TO BE DONE
a. In the phishing test article, do these statements agree with the text? (i) A Kaspersky Lab report found that 90% of corporate data breaches in the cloud come from social engineering attacks. (ii) Phishing tests are meant to punish employees who fall for them. (iii) Every organization can afford a robust in-house cybersecurity team. For each, answer yes or no and quote the deciding words.
b. According to the phishing test article, which firm often conducts phishing tests when working with other businesses and institutions?

PASSAGE SHOWN

Failed a Phishing Test? You're In Good Company

With high profile data breaches becoming the new normal, effective cybersecurity has never been more crucial. But at the same time, the training gap for cybersecurity professionals and other workers has widened, leaving businesses vulnerable to evolving attacks.

The strain this places on cybersecurity professionals is considerable. Simply put, they don’t know what they don’t know. And if cybersecurity staff are on the back foot, the situation is even more dire for other employees. For example, a Kaspersky Lab report found 90% of corporate data breaches in the cloud are the result of social engineering attacks.

There is no automated control for the human factor. And whether employees aren’t aware of cybersecurity threats, or had a momentary lapse of attention at the wrong moment, the end result is the same: a breach with significant financial and even legal repercussions.

When working with other businesses and institutions, CBIZ Risk & Advisory Services often conducts phishing tests. Our preparation for these tests is often the same sort of “casing” hackers would employ: studying the organization, learning names and titles, and watching regular correspondence to see what regular communication looks like.

Thanks to this kind of preparation, these phishing tests trip up our clients when we send familiar-looking emails from unfamiliar addresses, or pick up the phone and say, “We’re from the help desk, can we have your login credentials?” Even people who are aware of the risks posed by such intrusions are caught flat-footed when they actually happen.

It can be absolutely mortifying for employees who are singled out for falling for these tricks. No one likes to feel like they’ve let down their employer. But the point of phishing tests and other cybersecurity evaluations is never to punish anyone for doing something “wrong.” For one, it is preferable for unwary employees to click on an ultimately harmless link sent in a phishing test, as opposed to falling for a genuine, malicious attack from an outsider.

What’s more, the cybersecurity battlefield shifts with such speed that even professionals who are conversant with the risks of data breaches can run afoul of some new attack. And not every organization can afford to build a robust, in-house cybersecurity team with the resources to stay abreast of the newest threats. What you knew yesterday might not protect you today or tomorrow.

There’s no shame in acknowledging the training gap and taking steps to address it through robust phishing tests and other precautions. The momentary embarrassment of being caught by a phishing mail may keep employees alert for the real thing, and that heightened alertness may make all the difference for your business.

DATASET CONTENT
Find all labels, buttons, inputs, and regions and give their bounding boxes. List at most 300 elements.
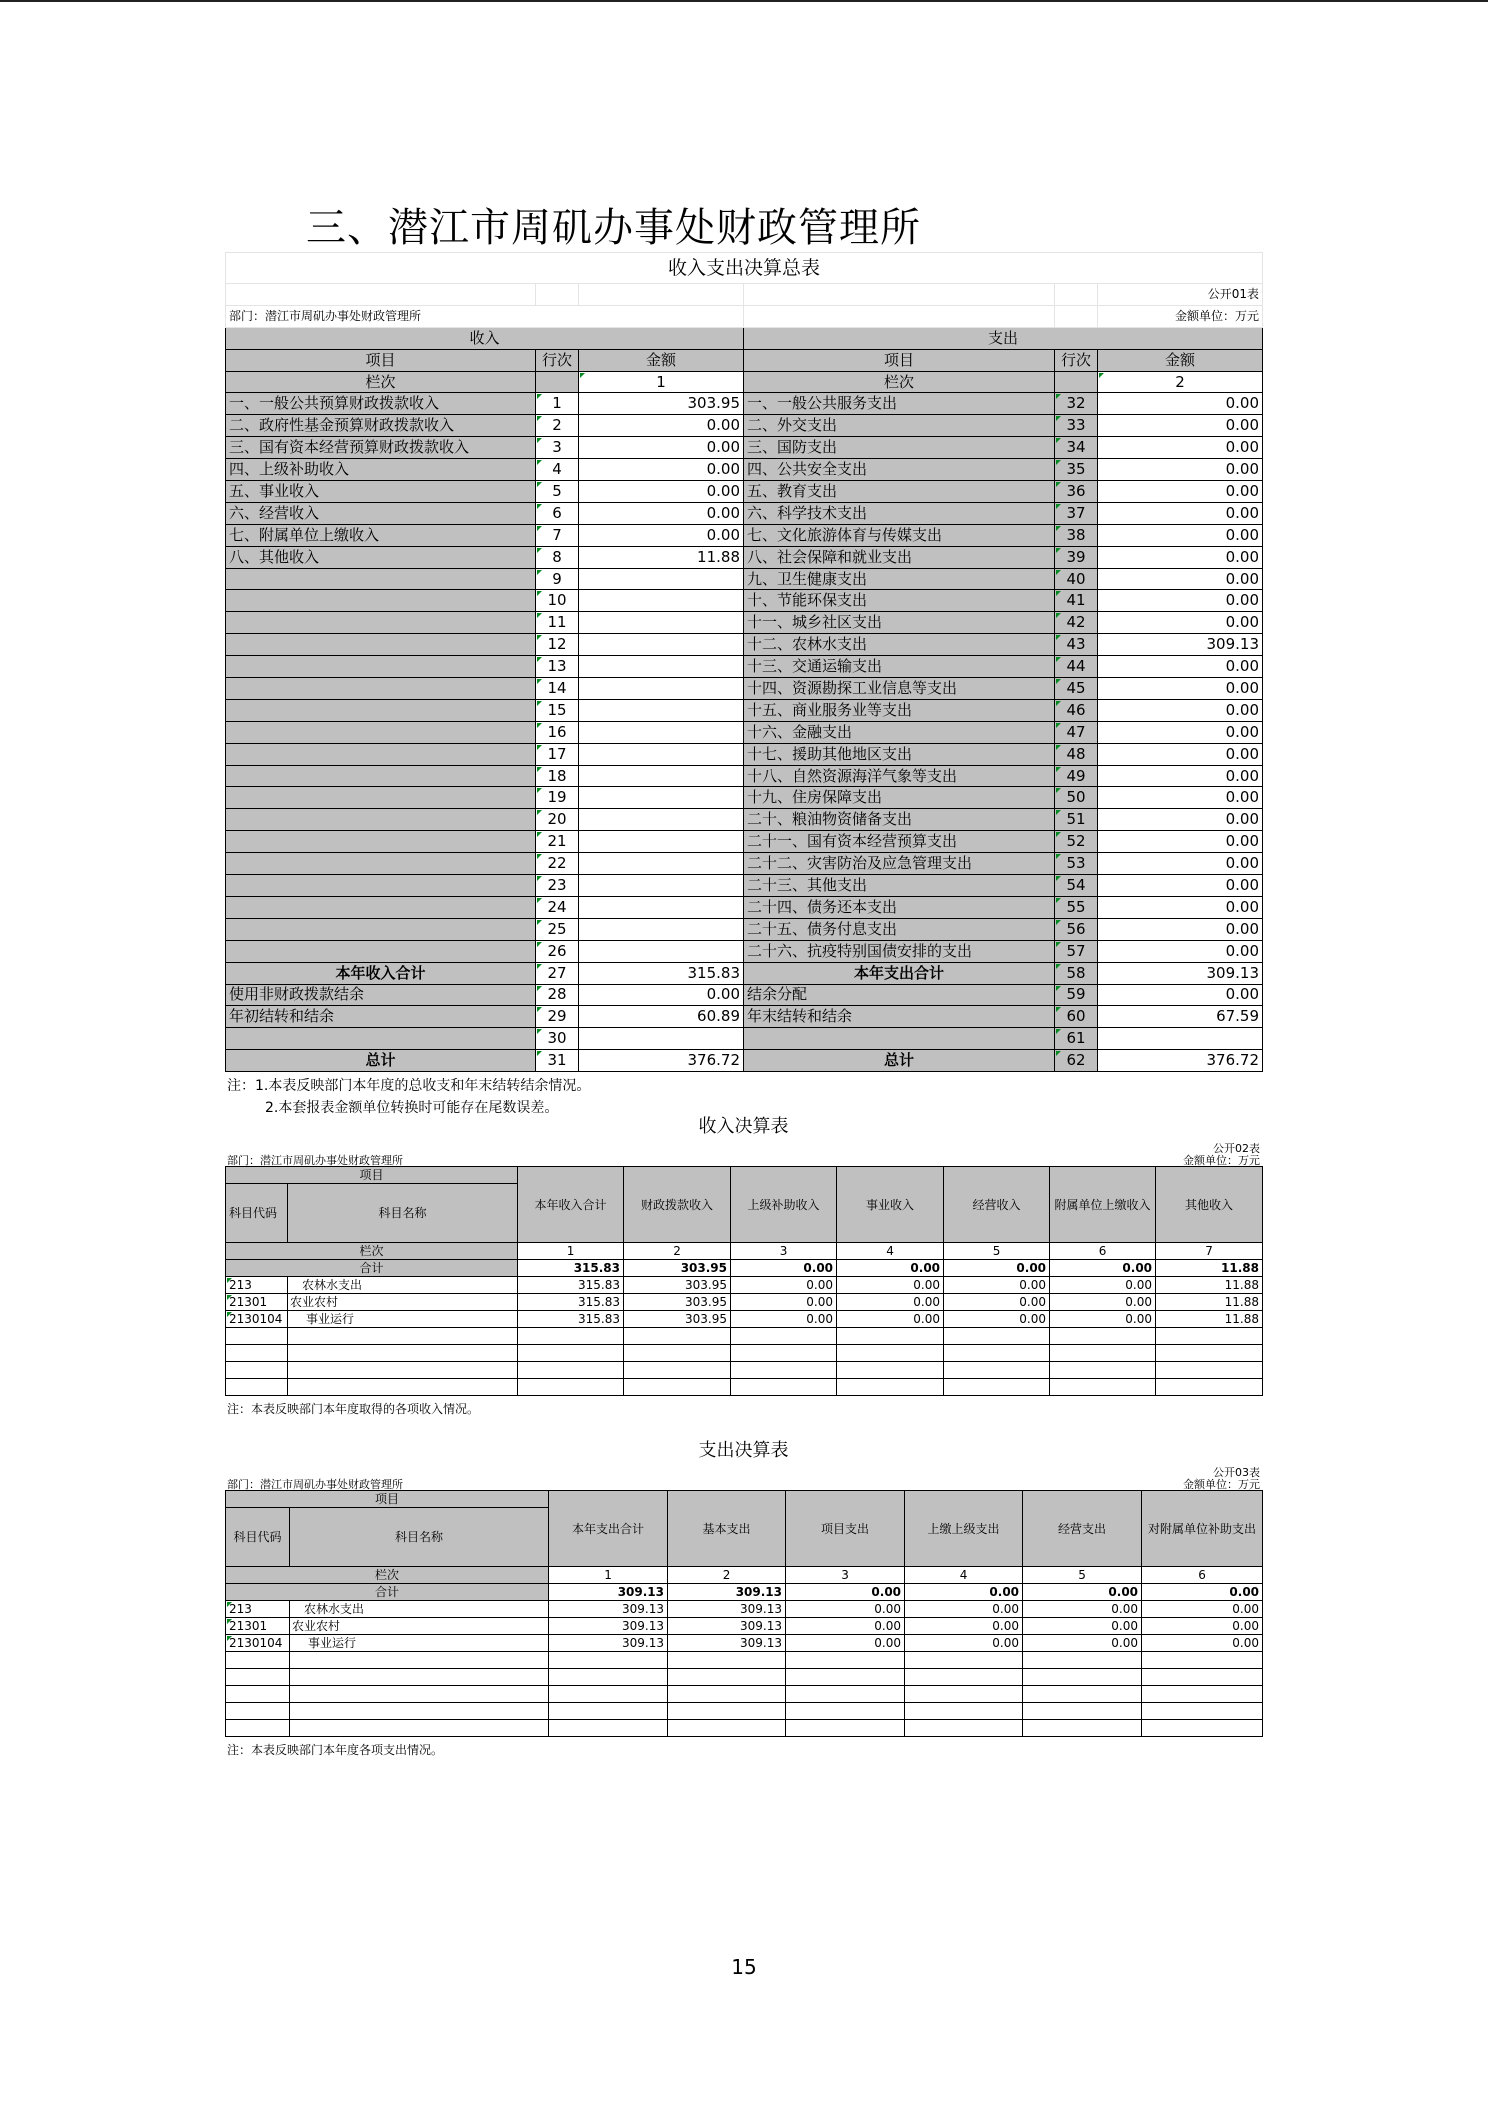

RESULTS IN ORDER
a.
(i) Yes: "a Kaspersky Lab report found 90% of corporate data breaches in the cloud are the result of social engineering attacks"
(ii) No: "the point of phishing tests and other cybersecurity evaluations is never to punish anyone"
(iii) No: "not every organization can afford to build a robust, in-house cybersecurity team"

b. CBIZ Risk & Advisory Services.